● Exercise
Give every line of the material again, exactly as written.

● Records to process
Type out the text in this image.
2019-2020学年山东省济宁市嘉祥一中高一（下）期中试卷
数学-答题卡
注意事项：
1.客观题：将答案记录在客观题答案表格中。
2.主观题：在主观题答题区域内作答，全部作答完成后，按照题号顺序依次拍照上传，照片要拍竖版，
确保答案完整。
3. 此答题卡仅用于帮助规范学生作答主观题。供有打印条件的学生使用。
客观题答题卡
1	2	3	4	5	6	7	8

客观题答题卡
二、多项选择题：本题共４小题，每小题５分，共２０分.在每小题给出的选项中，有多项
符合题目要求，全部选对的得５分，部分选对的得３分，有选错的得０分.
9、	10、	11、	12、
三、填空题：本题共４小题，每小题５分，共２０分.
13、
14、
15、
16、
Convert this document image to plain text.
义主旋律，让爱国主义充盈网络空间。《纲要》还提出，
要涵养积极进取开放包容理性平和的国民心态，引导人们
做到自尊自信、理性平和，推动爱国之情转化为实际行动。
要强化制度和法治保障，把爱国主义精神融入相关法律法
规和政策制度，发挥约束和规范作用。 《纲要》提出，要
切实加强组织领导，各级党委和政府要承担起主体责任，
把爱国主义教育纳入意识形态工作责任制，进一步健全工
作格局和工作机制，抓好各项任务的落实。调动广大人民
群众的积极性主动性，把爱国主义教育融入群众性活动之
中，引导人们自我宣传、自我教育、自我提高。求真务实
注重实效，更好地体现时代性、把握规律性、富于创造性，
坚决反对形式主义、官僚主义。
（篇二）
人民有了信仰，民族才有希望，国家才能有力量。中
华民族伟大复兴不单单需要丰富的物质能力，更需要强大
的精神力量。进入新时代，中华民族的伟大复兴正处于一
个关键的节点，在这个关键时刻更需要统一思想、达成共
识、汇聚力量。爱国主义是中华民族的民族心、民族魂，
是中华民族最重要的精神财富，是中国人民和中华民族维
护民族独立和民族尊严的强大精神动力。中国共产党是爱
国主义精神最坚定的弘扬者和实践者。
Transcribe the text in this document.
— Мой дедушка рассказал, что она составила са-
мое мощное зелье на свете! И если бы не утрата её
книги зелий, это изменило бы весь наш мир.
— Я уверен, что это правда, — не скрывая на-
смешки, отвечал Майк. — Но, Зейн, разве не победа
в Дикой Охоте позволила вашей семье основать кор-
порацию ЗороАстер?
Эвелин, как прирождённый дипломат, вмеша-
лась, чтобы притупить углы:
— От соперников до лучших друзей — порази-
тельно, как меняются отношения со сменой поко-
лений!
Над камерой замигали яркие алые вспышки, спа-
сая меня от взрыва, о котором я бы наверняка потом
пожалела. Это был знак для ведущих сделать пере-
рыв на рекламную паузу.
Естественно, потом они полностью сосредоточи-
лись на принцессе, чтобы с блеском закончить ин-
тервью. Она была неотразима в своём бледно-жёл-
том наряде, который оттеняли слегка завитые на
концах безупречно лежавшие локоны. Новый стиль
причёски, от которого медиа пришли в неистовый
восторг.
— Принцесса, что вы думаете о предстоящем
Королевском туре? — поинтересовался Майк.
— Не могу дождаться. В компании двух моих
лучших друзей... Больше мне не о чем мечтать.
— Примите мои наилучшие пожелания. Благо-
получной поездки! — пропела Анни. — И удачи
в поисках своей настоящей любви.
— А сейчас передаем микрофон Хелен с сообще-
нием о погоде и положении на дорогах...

● Written solution
Type out the text in this image.
2019-2020学年山东省济宁市嘉祥一中高一（下）期中试卷
数学-答题卡
注意事项：
1.客观题：将答案记录在客观题答案表格中。
2.主观题：在主观题答题区域内作答，全部作答完成后，按照题号顺序依次拍照上传，照片要拍竖版，
确保答案完整。
3. 此答题卡仅用于帮助规范学生作答主观题。供有打印条件的学生使用。
客观题答题卡
1	2	3	4	5	6	7	8

客观题答题卡
二、多项选择题：本题共４小题，每小题５分，共２０分.在每小题给出的选项中，有多项
符合题目要求，全部选对的得５分，部分选对的得３分，有选错的得０分.
9、	10、	11、	12、
三、填空题：本题共４小题，每小题５分，共２０分.
13、
14、
15、
16、
Convert this document image to plain text.
义主旋律，让爱国主义充盈网络空间。《纲要》还提出，
要涵养积极进取开放包容理性平和的国民心态，引导人们
做到自尊自信、理性平和，推动爱国之情转化为实际行动。
要强化制度和法治保障，把爱国主义精神融入相关法律法
规和政策制度，发挥约束和规范作用。 《纲要》提出，要
切实加强组织领导，各级党委和政府要承担起主体责任，
把爱国主义教育纳入意识形态工作责任制，进一步健全工
作格局和工作机制，抓好各项任务的落实。调动广大人民
群众的积极性主动性，把爱国主义教育融入群众性活动之
中，引导人们自我宣传、自我教育、自我提高。求真务实
注重实效，更好地体现时代性、把握规律性、富于创造性，
坚决反对形式主义、官僚主义。
（篇二）
人民有了信仰，民族才有希望，国家才能有力量。中
华民族伟大复兴不单单需要丰富的物质能力，更需要强大
的精神力量。进入新时代，中华民族的伟大复兴正处于一
个关键的节点，在这个关键时刻更需要统一思想、达成共
识、汇聚力量。爱国主义是中华民族的民族心、民族魂，
是中华民族最重要的精神财富，是中国人民和中华民族维
护民族独立和民族尊严的强大精神动力。中国共产党是爱
国主义精神最坚定的弘扬者和实践者。
Transcribe the text in this document.
— Мой дедушка рассказал, что она составила са-
мое мощное зелье на свете! И если бы не утрата её
книги зелий, это изменило бы весь наш мир.
— Я уверен, что это правда, — не скрывая на-
смешки, отвечал Майк. — Но, Зейн, разве не победа
в Дикой Охоте позволила вашей семье основать кор-
порацию ЗороАстер?
Эвелин, как прирождённый дипломат, вмеша-
лась, чтобы притупить углы:
— От соперников до лучших друзей — порази-
тельно, как меняются отношения со сменой поко-
лений!
Над камерой замигали яркие алые вспышки, спа-
сая меня от взрыва, о котором я бы наверняка потом
пожалела. Это был знак для ведущих сделать пере-
рыв на рекламную паузу.
Естественно, потом они полностью сосредоточи-
лись на принцессе, чтобы с блеском закончить ин-
тервью. Она была неотразима в своём бледно-жёл-
том наряде, который оттеняли слегка завитые на
концах безупречно лежавшие локоны. Новый стиль
причёски, от которого медиа пришли в неистовый
восторг.
— Принцесса, что вы думаете о предстоящем
Королевском туре? — поинтересовался Майк.
— Не могу дождаться. В компании двух моих
лучших друзей... Больше мне не о чем мечтать.
— Примите мои наилучшие пожелания. Благо-
получной поездки! — пропела Анни. — И удачи
в поисках своей настоящей любви.
— А сейчас передаем микрофон Хелен с сообще-
нием о погоде и положении на дорогах...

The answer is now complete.